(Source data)
■ ■ ■ ■ ■
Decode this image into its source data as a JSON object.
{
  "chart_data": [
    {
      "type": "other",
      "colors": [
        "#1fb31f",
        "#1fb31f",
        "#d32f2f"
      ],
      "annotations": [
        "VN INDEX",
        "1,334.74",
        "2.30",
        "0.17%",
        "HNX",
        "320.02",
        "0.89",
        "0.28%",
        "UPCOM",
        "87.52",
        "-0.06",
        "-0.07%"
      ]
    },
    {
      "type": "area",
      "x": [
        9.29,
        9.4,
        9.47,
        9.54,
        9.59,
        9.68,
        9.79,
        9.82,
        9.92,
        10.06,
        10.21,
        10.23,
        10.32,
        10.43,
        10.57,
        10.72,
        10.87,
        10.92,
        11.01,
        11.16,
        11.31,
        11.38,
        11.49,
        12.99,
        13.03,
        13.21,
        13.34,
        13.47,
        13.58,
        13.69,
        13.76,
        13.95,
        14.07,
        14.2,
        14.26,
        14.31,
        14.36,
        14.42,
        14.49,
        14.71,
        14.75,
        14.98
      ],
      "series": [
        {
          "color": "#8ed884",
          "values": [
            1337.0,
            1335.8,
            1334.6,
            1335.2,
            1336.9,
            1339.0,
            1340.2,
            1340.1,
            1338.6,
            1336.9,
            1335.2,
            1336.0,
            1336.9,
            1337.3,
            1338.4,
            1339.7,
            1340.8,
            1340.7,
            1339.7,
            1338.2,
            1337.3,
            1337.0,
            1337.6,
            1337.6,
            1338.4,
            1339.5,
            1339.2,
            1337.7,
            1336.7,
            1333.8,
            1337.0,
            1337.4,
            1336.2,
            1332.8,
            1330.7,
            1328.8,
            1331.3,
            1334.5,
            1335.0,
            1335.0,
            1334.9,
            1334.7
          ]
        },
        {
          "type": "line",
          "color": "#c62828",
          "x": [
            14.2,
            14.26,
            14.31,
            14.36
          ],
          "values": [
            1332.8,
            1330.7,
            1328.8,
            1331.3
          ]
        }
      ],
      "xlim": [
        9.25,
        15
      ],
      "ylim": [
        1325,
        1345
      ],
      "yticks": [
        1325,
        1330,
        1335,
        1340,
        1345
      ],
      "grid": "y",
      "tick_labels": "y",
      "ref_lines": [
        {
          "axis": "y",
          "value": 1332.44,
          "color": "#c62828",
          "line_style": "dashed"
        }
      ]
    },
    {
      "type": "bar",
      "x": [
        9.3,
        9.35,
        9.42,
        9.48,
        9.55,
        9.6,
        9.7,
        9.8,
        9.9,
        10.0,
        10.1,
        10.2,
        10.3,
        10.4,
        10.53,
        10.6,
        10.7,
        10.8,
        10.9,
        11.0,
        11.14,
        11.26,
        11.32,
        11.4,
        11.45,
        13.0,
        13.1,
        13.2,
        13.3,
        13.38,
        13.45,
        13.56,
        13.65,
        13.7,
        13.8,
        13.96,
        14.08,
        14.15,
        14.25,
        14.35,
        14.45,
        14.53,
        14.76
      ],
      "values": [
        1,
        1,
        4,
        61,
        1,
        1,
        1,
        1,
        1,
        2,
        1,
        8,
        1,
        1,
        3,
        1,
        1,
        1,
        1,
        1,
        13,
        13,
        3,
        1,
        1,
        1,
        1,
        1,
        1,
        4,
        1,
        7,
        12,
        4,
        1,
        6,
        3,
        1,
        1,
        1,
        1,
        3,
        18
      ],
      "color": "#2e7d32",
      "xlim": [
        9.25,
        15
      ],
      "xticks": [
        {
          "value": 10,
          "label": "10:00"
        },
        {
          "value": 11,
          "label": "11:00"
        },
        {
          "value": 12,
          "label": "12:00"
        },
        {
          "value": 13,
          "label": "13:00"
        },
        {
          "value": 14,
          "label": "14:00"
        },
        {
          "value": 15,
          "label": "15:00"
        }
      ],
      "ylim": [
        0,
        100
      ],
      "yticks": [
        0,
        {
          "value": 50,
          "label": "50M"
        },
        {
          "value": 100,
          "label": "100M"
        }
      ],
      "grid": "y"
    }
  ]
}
■ ■ ■ ■ ■
Problem to work on:
Take the listing above and write it out again exactly.

Solved exercise:
Decode this image into its source data as a JSON object.
{
  "chart_data": [
    {
      "type": "other",
      "colors": [
        "#1fb31f",
        "#1fb31f",
        "#d32f2f"
      ],
      "annotations": [
        "VN INDEX",
        "1,334.74",
        "2.30",
        "0.17%",
        "HNX",
        "320.02",
        "0.89",
        "0.28%",
        "UPCOM",
        "87.52",
        "-0.06",
        "-0.07%"
      ]
    },
    {
      "type": "area",
      "x": [
        9.29,
        9.4,
        9.47,
        9.54,
        9.59,
        9.68,
        9.79,
        9.82,
        9.92,
        10.06,
        10.21,
        10.23,
        10.32,
        10.43,
        10.57,
        10.72,
        10.87,
        10.92,
        11.01,
        11.16,
        11.31,
        11.38,
        11.49,
        12.99,
        13.03,
        13.21,
        13.34,
        13.47,
        13.58,
        13.69,
        13.76,
        13.95,
        14.07,
        14.2,
        14.26,
        14.31,
        14.36,
        14.42,
        14.49,
        14.71,
        14.75,
        14.98
      ],
      "series": [
        {
          "color": "#8ed884",
          "values": [
            1337.0,
            1335.8,
            1334.6,
            1335.2,
            1336.9,
            1339.0,
            1340.2,
            1340.1,
            1338.6,
            1336.9,
            1335.2,
            1336.0,
            1336.9,
            1337.3,
            1338.4,
            1339.7,
            1340.8,
            1340.7,
            1339.7,
            1338.2,
            1337.3,
            1337.0,
            1337.6,
            1337.6,
            1338.4,
            1339.5,
            1339.2,
            1337.7,
            1336.7,
            1333.8,
            1337.0,
            1337.4,
            1336.2,
            1332.8,
            1330.7,
            1328.8,
            1331.3,
            1334.5,
            1335.0,
            1335.0,
            1334.9,
            1334.7
          ]
        },
        {
          "type": "line",
          "color": "#c62828",
          "x": [
            14.2,
            14.26,
            14.31,
            14.36
          ],
          "values": [
            1332.8,
            1330.7,
            1328.8,
            1331.3
          ]
        }
      ],
      "xlim": [
        9.25,
        15
      ],
      "ylim": [
        1325,
        1345
      ],
      "yticks": [
        1325,
        1330,
        1335,
        1340,
        1345
      ],
      "grid": "y",
      "tick_labels": "y",
      "ref_lines": [
        {
          "axis": "y",
          "value": 1332.44,
          "color": "#c62828",
          "line_style": "dashed"
        }
      ]
    },
    {
      "type": "bar",
      "x": [
        9.3,
        9.35,
        9.42,
        9.48,
        9.55,
        9.6,
        9.7,
        9.8,
        9.9,
        10.0,
        10.1,
        10.2,
        10.3,
        10.4,
        10.53,
        10.6,
        10.7,
        10.8,
        10.9,
        11.0,
        11.14,
        11.26,
        11.32,
        11.4,
        11.45,
        13.0,
        13.1,
        13.2,
        13.3,
        13.38,
        13.45,
        13.56,
        13.65,
        13.7,
        13.8,
        13.96,
        14.08,
        14.15,
        14.25,
        14.35,
        14.45,
        14.53,
        14.76
      ],
      "values": [
        1,
        1,
        4,
        61,
        1,
        1,
        1,
        1,
        1,
        2,
        1,
        8,
        1,
        1,
        3,
        1,
        1,
        1,
        1,
        1,
        13,
        13,
        3,
        1,
        1,
        1,
        1,
        1,
        1,
        4,
        1,
        7,
        12,
        4,
        1,
        6,
        3,
        1,
        1,
        1,
        1,
        3,
        18
      ],
      "color": "#2e7d32",
      "xlim": [
        9.25,
        15
      ],
      "xticks": [
        {
          "value": 10,
          "label": "10:00"
        },
        {
          "value": 11,
          "label": "11:00"
        },
        {
          "value": 12,
          "label": "12:00"
        },
        {
          "value": 13,
          "label": "13:00"
        },
        {
          "value": 14,
          "label": "14:00"
        },
        {
          "value": 15,
          "label": "15:00"
        }
      ],
      "ylim": [
        0,
        100
      ],
      "yticks": [
        0,
        {
          "value": 50,
          "label": "50M"
        },
        {
          "value": 100,
          "label": "100M"
        }
      ],
      "grid": "y"
    }
  ]
}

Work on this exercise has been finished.